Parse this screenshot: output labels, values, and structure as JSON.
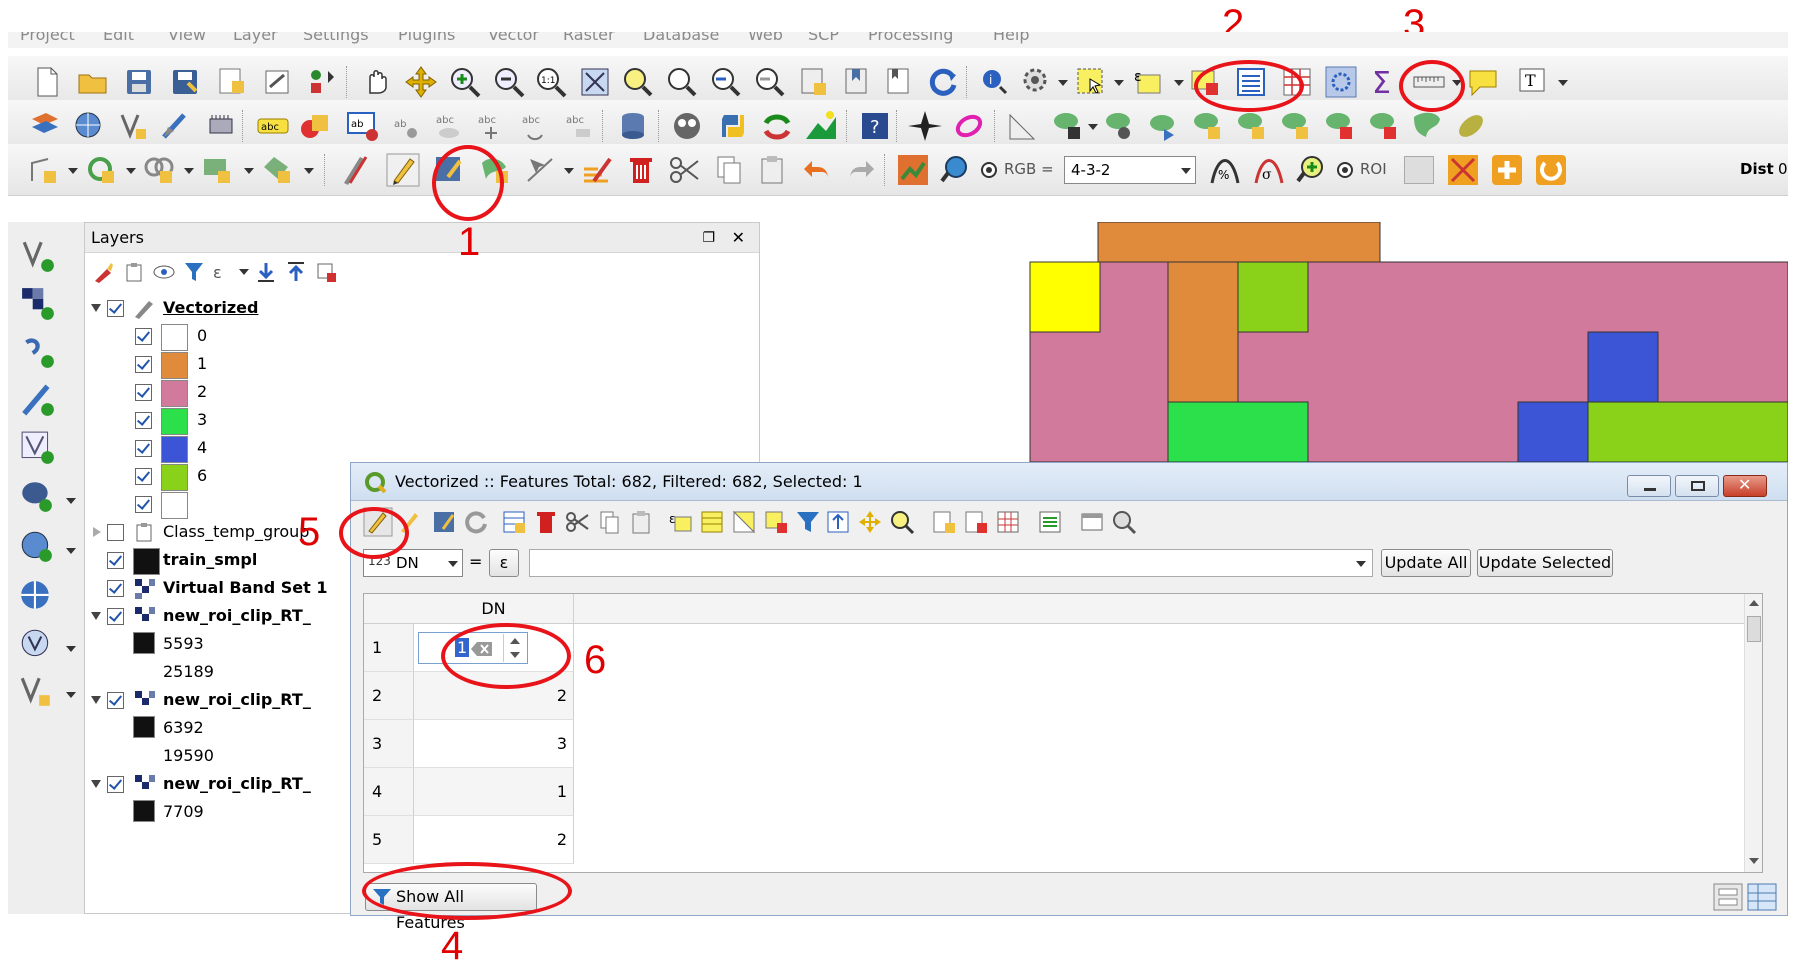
{
  "menu": [
    "Project",
    "Edit",
    "View",
    "Layer",
    "Settings",
    "Plugins",
    "Vector",
    "Raster",
    "Database",
    "Web",
    "SCP",
    "Processing",
    "Help"
  ],
  "toolbar3": {
    "band_label": "RGB =",
    "band_value": "4-3-2",
    "roi_label": "ROI",
    "dist_label": "Dist",
    "dist_value": "0"
  },
  "layers": {
    "title": "Layers",
    "items": [
      {
        "label": "Vectorized"
      },
      {
        "label": "0"
      },
      {
        "label": "1"
      },
      {
        "label": "2"
      },
      {
        "label": "3"
      },
      {
        "label": "4"
      },
      {
        "label": "6"
      },
      {
        "label": ""
      },
      {
        "label": "Class_temp_group"
      },
      {
        "label": "train_smpl"
      },
      {
        "label": "Virtual Band Set 1"
      },
      {
        "label": "new_roi_clip_RT_"
      },
      {
        "label": "5593"
      },
      {
        "label": "25189"
      },
      {
        "label": "new_roi_clip_RT_"
      },
      {
        "label": "6392"
      },
      {
        "label": "19590"
      },
      {
        "label": "new_roi_clip_RT_"
      },
      {
        "label": "7709"
      }
    ]
  },
  "legend_colors": [
    "#ffffff",
    "#e08a3c",
    "#d27a9b",
    "#2be04a",
    "#3b55d6",
    "#8ad21a",
    "#ffffff"
  ],
  "attribute_table": {
    "title": "Vectorized :: Features Total: 682, Filtered: 682, Selected: 1",
    "field_type": "123",
    "field": "DN",
    "equals": "=",
    "epsilon": "ε",
    "update_all": "Update All",
    "update_selected": "Update Selected",
    "column": "DN",
    "editing_value": "1",
    "rows": [
      {
        "id": "1",
        "dn": "1"
      },
      {
        "id": "2",
        "dn": "2"
      },
      {
        "id": "3",
        "dn": "3"
      },
      {
        "id": "4",
        "dn": "1"
      },
      {
        "id": "5",
        "dn": "2"
      }
    ],
    "show_features": "Show All Features"
  },
  "callouts": [
    "1",
    "2",
    "3",
    "4",
    "5",
    "6"
  ],
  "colors": {
    "callout": "#e8141a"
  }
}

_Goal of the exercise:_ Except for the pictures, copy the material above exactly.

_Response to the task:_
Parse this screenshot: output labels, values, and structure as JSON.
{
  "menu": [
    "Project",
    "Edit",
    "View",
    "Layer",
    "Settings",
    "Plugins",
    "Vector",
    "Raster",
    "Database",
    "Web",
    "SCP",
    "Processing",
    "Help"
  ],
  "toolbar3": {
    "band_label": "RGB =",
    "band_value": "4-3-2",
    "roi_label": "ROI",
    "dist_label": "Dist",
    "dist_value": "0"
  },
  "layers": {
    "title": "Layers",
    "items": [
      {
        "label": "Vectorized"
      },
      {
        "label": "0"
      },
      {
        "label": "1"
      },
      {
        "label": "2"
      },
      {
        "label": "3"
      },
      {
        "label": "4"
      },
      {
        "label": "6"
      },
      {
        "label": ""
      },
      {
        "label": "Class_temp_group"
      },
      {
        "label": "train_smpl"
      },
      {
        "label": "Virtual Band Set 1"
      },
      {
        "label": "new_roi_clip_RT_"
      },
      {
        "label": "5593"
      },
      {
        "label": "25189"
      },
      {
        "label": "new_roi_clip_RT_"
      },
      {
        "label": "6392"
      },
      {
        "label": "19590"
      },
      {
        "label": "new_roi_clip_RT_"
      },
      {
        "label": "7709"
      }
    ]
  },
  "legend_colors": [
    "#ffffff",
    "#e08a3c",
    "#d27a9b",
    "#2be04a",
    "#3b55d6",
    "#8ad21a",
    "#ffffff"
  ],
  "attribute_table": {
    "title": "Vectorized :: Features Total: 682, Filtered: 682, Selected: 1",
    "field_type": "123",
    "field": "DN",
    "equals": "=",
    "epsilon": "ε",
    "update_all": "Update All",
    "update_selected": "Update Selected",
    "column": "DN",
    "editing_value": "1",
    "rows": [
      {
        "id": "1",
        "dn": "1"
      },
      {
        "id": "2",
        "dn": "2"
      },
      {
        "id": "3",
        "dn": "3"
      },
      {
        "id": "4",
        "dn": "1"
      },
      {
        "id": "5",
        "dn": "2"
      }
    ],
    "show_features": "Show All Features"
  },
  "callouts": [
    "1",
    "2",
    "3",
    "4",
    "5",
    "6"
  ],
  "colors": {
    "callout": "#e8141a"
  }
}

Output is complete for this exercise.